-- The records --
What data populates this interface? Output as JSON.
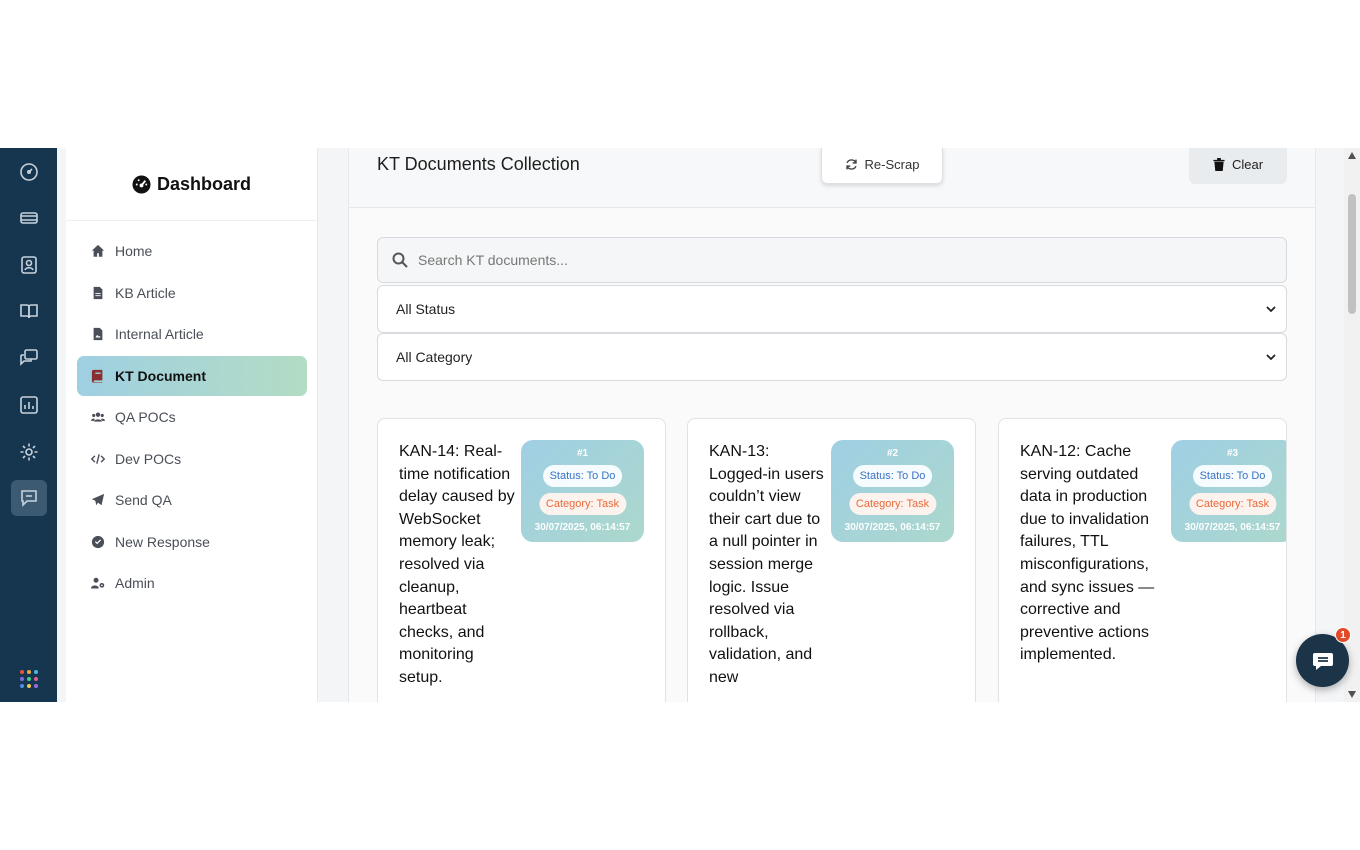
{
  "sidebar": {
    "brand": "Dashboard",
    "items": [
      {
        "label": "Home",
        "icon": "home-icon"
      },
      {
        "label": "KB Article",
        "icon": "file-icon"
      },
      {
        "label": "Internal Article",
        "icon": "file-image-icon"
      },
      {
        "label": "KT Document",
        "icon": "book-icon",
        "active": true
      },
      {
        "label": "QA POCs",
        "icon": "users-icon"
      },
      {
        "label": "Dev POCs",
        "icon": "code-icon"
      },
      {
        "label": "Send QA",
        "icon": "paper-plane-icon"
      },
      {
        "label": "New Response",
        "icon": "check-circle-icon"
      },
      {
        "label": "Admin",
        "icon": "user-cog-icon"
      }
    ]
  },
  "header": {
    "title": "KT Documents Collection",
    "rescrap_label": "Re-Scrap",
    "clear_label": "Clear"
  },
  "search": {
    "placeholder": "Search KT documents..."
  },
  "filters": {
    "status_value": "All Status",
    "category_value": "All Category"
  },
  "documents": [
    {
      "title": "KAN-14: Real-time notification delay caused by WebSocket memory leak; resolved via cleanup, heartbeat checks, and monitoring setup.",
      "num": "#1",
      "status": "Status: To Do",
      "category": "Category: Task",
      "date": "30/07/2025, 06:14:57"
    },
    {
      "title": "KAN-13: Logged-in users couldn’t view their cart due to a null pointer in session merge logic. Issue resolved via rollback, validation, and new",
      "num": "#2",
      "status": "Status: To Do",
      "category": "Category: Task",
      "date": "30/07/2025, 06:14:57"
    },
    {
      "title": "KAN-12: Cache serving outdated data in production due to invalidation failures, TTL misconfigurations, and sync issues — corrective and preventive actions implemented.",
      "num": "#3",
      "status": "Status: To Do",
      "category": "Category: Task",
      "date": "30/07/2025, 06:14:57"
    }
  ],
  "chat": {
    "badge": "1"
  },
  "colors": {
    "rail_bg": "#16364f",
    "active_gradient_start": "#9fd0e2",
    "active_gradient_end": "#b3dcc4",
    "status_text": "#3a73c4",
    "category_text": "#e76a3a",
    "badge": "#e24a2a"
  }
}
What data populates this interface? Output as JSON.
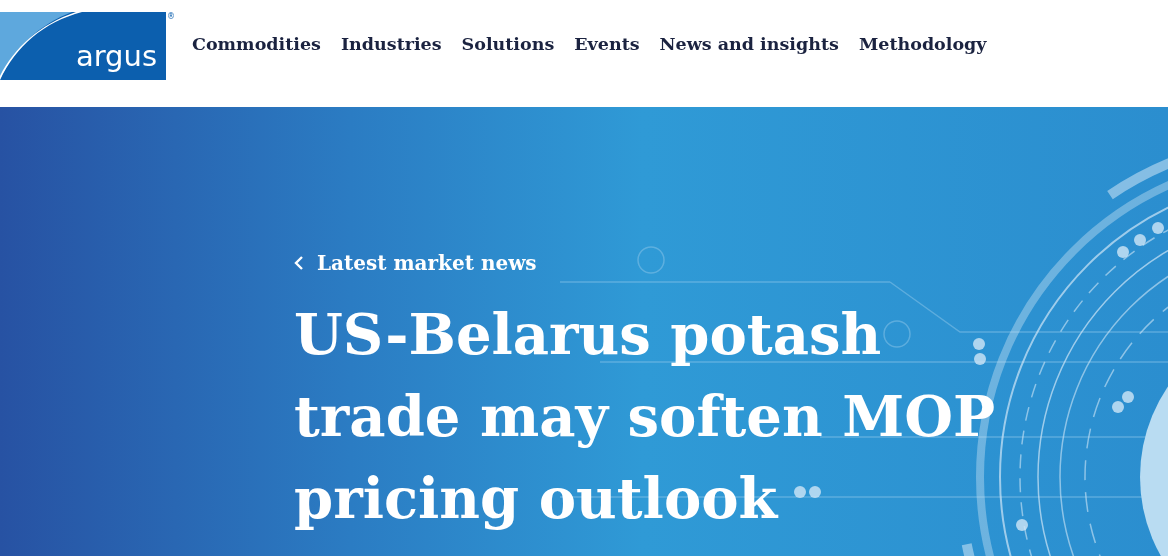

-- Stated exercise --
Each entry above should be reproduced exactly, with the pictures removed.

-- Answer below --
What data populates this interface? Output as JSON.
{
  "sidebar": {
    "brand": "Dashboard",
    "items": [
      {
        "label": "Home",
        "icon": "home-icon"
      },
      {
        "label": "KB Article",
        "icon": "file-icon"
      },
      {
        "label": "Internal Article",
        "icon": "file-image-icon"
      },
      {
        "label": "KT Document",
        "icon": "book-icon",
        "active": true
      },
      {
        "label": "QA POCs",
        "icon": "users-icon"
      },
      {
        "label": "Dev POCs",
        "icon": "code-icon"
      },
      {
        "label": "Send QA",
        "icon": "paper-plane-icon"
      },
      {
        "label": "New Response",
        "icon": "check-circle-icon"
      },
      {
        "label": "Admin",
        "icon": "user-cog-icon"
      }
    ]
  },
  "header": {
    "title": "KT Documents Collection",
    "rescrap_label": "Re-Scrap",
    "clear_label": "Clear"
  },
  "search": {
    "placeholder": "Search KT documents..."
  },
  "filters": {
    "status_value": "All Status",
    "category_value": "All Category"
  },
  "documents": [
    {
      "title": "KAN-14: Real-time notification delay caused by WebSocket memory leak; resolved via cleanup, heartbeat checks, and monitoring setup.",
      "num": "#1",
      "status": "Status: To Do",
      "category": "Category: Task",
      "date": "30/07/2025, 06:14:57"
    },
    {
      "title": "KAN-13: Logged-in users couldn’t view their cart due to a null pointer in session merge logic. Issue resolved via rollback, validation, and new",
      "num": "#2",
      "status": "Status: To Do",
      "category": "Category: Task",
      "date": "30/07/2025, 06:14:57"
    },
    {
      "title": "KAN-12: Cache serving outdated data in production due to invalidation failures, TTL misconfigurations, and sync issues — corrective and preventive actions implemented.",
      "num": "#3",
      "status": "Status: To Do",
      "category": "Category: Task",
      "date": "30/07/2025, 06:14:57"
    }
  ],
  "chat": {
    "badge": "1"
  },
  "colors": {
    "rail_bg": "#16364f",
    "active_gradient_start": "#9fd0e2",
    "active_gradient_end": "#b3dcc4",
    "status_text": "#3a73c4",
    "category_text": "#e76a3a",
    "badge": "#e24a2a"
  }
}
What data populates this interface? Output as JSON.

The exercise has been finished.